** Start of Records shown **
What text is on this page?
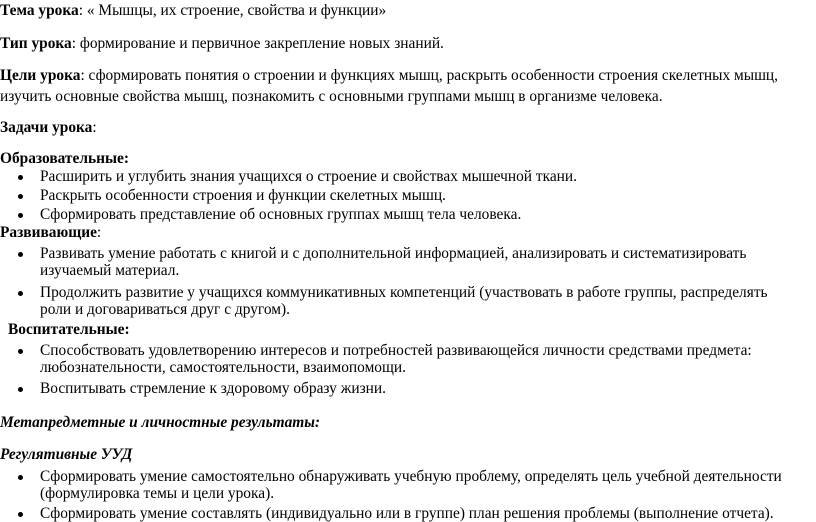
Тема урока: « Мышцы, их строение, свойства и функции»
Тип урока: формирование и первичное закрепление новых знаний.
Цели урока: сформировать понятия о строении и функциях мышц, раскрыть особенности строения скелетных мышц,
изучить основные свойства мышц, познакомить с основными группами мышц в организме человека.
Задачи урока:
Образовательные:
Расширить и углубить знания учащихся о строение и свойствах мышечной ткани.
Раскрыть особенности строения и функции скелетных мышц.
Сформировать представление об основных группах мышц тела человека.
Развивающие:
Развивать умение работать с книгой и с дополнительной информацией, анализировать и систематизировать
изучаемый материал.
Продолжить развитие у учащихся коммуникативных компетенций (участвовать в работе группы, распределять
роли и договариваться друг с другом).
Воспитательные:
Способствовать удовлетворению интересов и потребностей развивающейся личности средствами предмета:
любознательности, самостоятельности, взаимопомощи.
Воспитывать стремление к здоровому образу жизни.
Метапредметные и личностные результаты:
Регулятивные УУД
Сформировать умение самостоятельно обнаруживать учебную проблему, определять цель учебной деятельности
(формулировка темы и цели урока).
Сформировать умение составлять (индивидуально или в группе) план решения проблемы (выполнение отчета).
** End of Records shown **
** Start of Records shown **
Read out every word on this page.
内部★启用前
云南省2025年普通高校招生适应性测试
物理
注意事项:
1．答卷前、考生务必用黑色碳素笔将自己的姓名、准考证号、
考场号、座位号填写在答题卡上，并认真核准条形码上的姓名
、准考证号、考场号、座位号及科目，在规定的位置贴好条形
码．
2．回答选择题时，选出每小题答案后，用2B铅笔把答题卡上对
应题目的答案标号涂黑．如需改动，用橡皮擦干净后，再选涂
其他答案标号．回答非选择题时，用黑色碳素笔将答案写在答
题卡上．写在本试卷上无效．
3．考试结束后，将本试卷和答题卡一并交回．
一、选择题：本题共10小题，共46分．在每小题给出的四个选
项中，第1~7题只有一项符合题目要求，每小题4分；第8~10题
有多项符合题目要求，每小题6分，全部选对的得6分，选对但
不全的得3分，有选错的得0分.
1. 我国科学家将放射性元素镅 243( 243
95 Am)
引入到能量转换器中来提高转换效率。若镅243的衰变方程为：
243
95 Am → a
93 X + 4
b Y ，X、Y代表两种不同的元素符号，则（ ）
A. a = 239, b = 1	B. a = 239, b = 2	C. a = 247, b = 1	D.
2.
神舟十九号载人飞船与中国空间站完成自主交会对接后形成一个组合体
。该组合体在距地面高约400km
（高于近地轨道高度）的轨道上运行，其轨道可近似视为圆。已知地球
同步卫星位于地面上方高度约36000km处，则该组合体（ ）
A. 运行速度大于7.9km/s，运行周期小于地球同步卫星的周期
** End of Records shown **
** Start of Records shown **
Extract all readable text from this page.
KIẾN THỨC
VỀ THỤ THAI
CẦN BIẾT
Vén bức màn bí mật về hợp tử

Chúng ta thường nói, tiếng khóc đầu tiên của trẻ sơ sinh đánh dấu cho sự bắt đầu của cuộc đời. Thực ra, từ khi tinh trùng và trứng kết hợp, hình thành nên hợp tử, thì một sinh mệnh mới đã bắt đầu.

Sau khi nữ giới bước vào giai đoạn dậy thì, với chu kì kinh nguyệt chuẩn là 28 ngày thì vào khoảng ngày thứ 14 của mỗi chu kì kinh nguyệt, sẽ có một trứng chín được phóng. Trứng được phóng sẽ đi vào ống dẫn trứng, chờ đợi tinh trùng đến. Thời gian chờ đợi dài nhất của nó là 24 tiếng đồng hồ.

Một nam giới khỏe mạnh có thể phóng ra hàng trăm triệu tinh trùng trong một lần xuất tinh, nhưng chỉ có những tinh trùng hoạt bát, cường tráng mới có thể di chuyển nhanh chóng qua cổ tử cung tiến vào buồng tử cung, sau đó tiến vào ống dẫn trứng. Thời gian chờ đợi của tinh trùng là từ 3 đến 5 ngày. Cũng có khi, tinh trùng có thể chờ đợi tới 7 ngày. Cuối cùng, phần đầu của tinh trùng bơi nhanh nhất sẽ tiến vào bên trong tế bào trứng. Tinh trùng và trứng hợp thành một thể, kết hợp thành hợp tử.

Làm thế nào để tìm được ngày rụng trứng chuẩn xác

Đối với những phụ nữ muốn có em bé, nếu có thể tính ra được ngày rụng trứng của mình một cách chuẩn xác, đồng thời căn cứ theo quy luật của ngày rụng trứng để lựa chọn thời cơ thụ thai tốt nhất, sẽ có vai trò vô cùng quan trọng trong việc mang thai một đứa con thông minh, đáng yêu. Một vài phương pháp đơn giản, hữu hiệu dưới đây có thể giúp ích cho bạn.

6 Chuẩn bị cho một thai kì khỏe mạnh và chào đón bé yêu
** End of Records shown **
__Exercise details__
Scan the listing above. Collect all lines with the word "mạnh".

__Task result__
Một nam giới khỏe mạnh có thể phóng ra hàng trăm triệu tinh trùng trong một lần xuất tinh, nhưng chỉ có những tinh trùng hoạt bát, cường tráng mới có thể di chuyển nhanh chóng qua cổ tử cung tiến vào buồng tử cung, sau đó tiến vào ống dẫn trứng. Thời gian chờ đợi của tinh trùng là từ 3 đến 5 ngày. Cũng có khi, tinh trùng có thể chờ đợi tới 7 ngày. Cuối cùng, phần đầu của tinh trùng bơi nhanh nhất sẽ tiến vào bên trong tế bào trứng. Tinh trùng và trứng hợp thành một thể, kết hợp thành hợp tử.
6 Chuẩn bị cho một thai kì khỏe mạnh và chào đón bé yêu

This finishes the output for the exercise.